Task instructions:
Output the full listing below exactly, without the pictures.

BEGIN Stored data

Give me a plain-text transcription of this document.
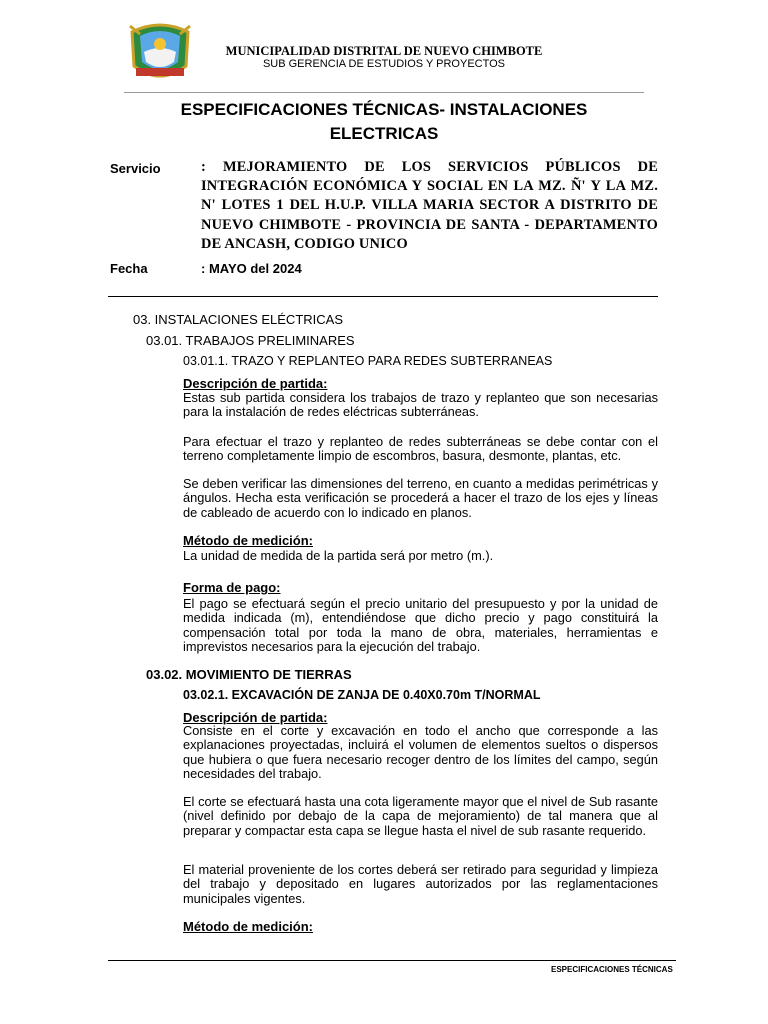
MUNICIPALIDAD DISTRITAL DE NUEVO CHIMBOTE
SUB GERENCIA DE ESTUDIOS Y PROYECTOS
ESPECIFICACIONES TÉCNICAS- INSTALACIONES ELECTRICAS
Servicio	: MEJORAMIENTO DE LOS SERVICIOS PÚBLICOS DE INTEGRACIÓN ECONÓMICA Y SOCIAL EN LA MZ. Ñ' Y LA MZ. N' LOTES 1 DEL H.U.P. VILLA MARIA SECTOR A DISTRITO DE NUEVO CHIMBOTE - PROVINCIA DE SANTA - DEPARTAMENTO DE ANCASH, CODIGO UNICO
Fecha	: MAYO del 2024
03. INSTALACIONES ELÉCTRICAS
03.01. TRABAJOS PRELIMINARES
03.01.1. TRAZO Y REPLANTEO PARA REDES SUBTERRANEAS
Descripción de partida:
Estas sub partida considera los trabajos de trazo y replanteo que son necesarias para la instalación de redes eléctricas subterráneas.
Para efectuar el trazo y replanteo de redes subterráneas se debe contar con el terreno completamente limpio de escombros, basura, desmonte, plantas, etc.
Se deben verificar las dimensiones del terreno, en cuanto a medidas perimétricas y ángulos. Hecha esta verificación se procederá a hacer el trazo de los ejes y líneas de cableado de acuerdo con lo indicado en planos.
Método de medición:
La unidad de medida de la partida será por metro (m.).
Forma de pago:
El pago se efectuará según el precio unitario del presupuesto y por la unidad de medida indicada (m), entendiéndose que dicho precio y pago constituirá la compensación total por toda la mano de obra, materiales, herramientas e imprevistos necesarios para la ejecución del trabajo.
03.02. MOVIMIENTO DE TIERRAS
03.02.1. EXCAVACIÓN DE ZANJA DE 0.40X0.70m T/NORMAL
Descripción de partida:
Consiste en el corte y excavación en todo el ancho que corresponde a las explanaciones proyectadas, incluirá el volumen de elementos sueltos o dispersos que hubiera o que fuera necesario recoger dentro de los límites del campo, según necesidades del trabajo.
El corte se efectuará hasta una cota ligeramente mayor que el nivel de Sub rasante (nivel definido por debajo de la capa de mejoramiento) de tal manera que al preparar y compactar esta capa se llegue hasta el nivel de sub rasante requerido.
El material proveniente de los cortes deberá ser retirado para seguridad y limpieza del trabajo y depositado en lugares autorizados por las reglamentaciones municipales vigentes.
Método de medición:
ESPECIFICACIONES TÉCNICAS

END Stored data

The solution:
Give me a plain-text transcription of this document.
MUNICIPALIDAD DISTRITAL DE NUEVO CHIMBOTE
SUB GERENCIA DE ESTUDIOS Y PROYECTOS
ESPECIFICACIONES TÉCNICAS- INSTALACIONES ELECTRICAS
Servicio	: MEJORAMIENTO DE LOS SERVICIOS PÚBLICOS DE INTEGRACIÓN ECONÓMICA Y SOCIAL EN LA MZ. Ñ' Y LA MZ. N' LOTES 1 DEL H.U.P. VILLA MARIA SECTOR A DISTRITO DE NUEVO CHIMBOTE - PROVINCIA DE SANTA - DEPARTAMENTO DE ANCASH, CODIGO UNICO
Fecha	: MAYO del 2024
03. INSTALACIONES ELÉCTRICAS
03.01. TRABAJOS PRELIMINARES
03.01.1. TRAZO Y REPLANTEO PARA REDES SUBTERRANEAS
Descripción de partida:
Estas sub partida considera los trabajos de trazo y replanteo que son necesarias para la instalación de redes eléctricas subterráneas.
Para efectuar el trazo y replanteo de redes subterráneas se debe contar con el terreno completamente limpio de escombros, basura, desmonte, plantas, etc.
Se deben verificar las dimensiones del terreno, en cuanto a medidas perimétricas y ángulos. Hecha esta verificación se procederá a hacer el trazo de los ejes y líneas de cableado de acuerdo con lo indicado en planos.
Método de medición:
La unidad de medida de la partida será por metro (m.).
Forma de pago:
El pago se efectuará según el precio unitario del presupuesto y por la unidad de medida indicada (m), entendiéndose que dicho precio y pago constituirá la compensación total por toda la mano de obra, materiales, herramientas e imprevistos necesarios para la ejecución del trabajo.
03.02. MOVIMIENTO DE TIERRAS
03.02.1. EXCAVACIÓN DE ZANJA DE 0.40X0.70m T/NORMAL
Descripción de partida:
Consiste en el corte y excavación en todo el ancho que corresponde a las explanaciones proyectadas, incluirá el volumen de elementos sueltos o dispersos que hubiera o que fuera necesario recoger dentro de los límites del campo, según necesidades del trabajo.
El corte se efectuará hasta una cota ligeramente mayor que el nivel de Sub rasante (nivel definido por debajo de la capa de mejoramiento) de tal manera que al preparar y compactar esta capa se llegue hasta el nivel de sub rasante requerido.
El material proveniente de los cortes deberá ser retirado para seguridad y limpieza del trabajo y depositado en lugares autorizados por las reglamentaciones municipales vigentes.
Método de medición:
ESPECIFICACIONES TÉCNICAS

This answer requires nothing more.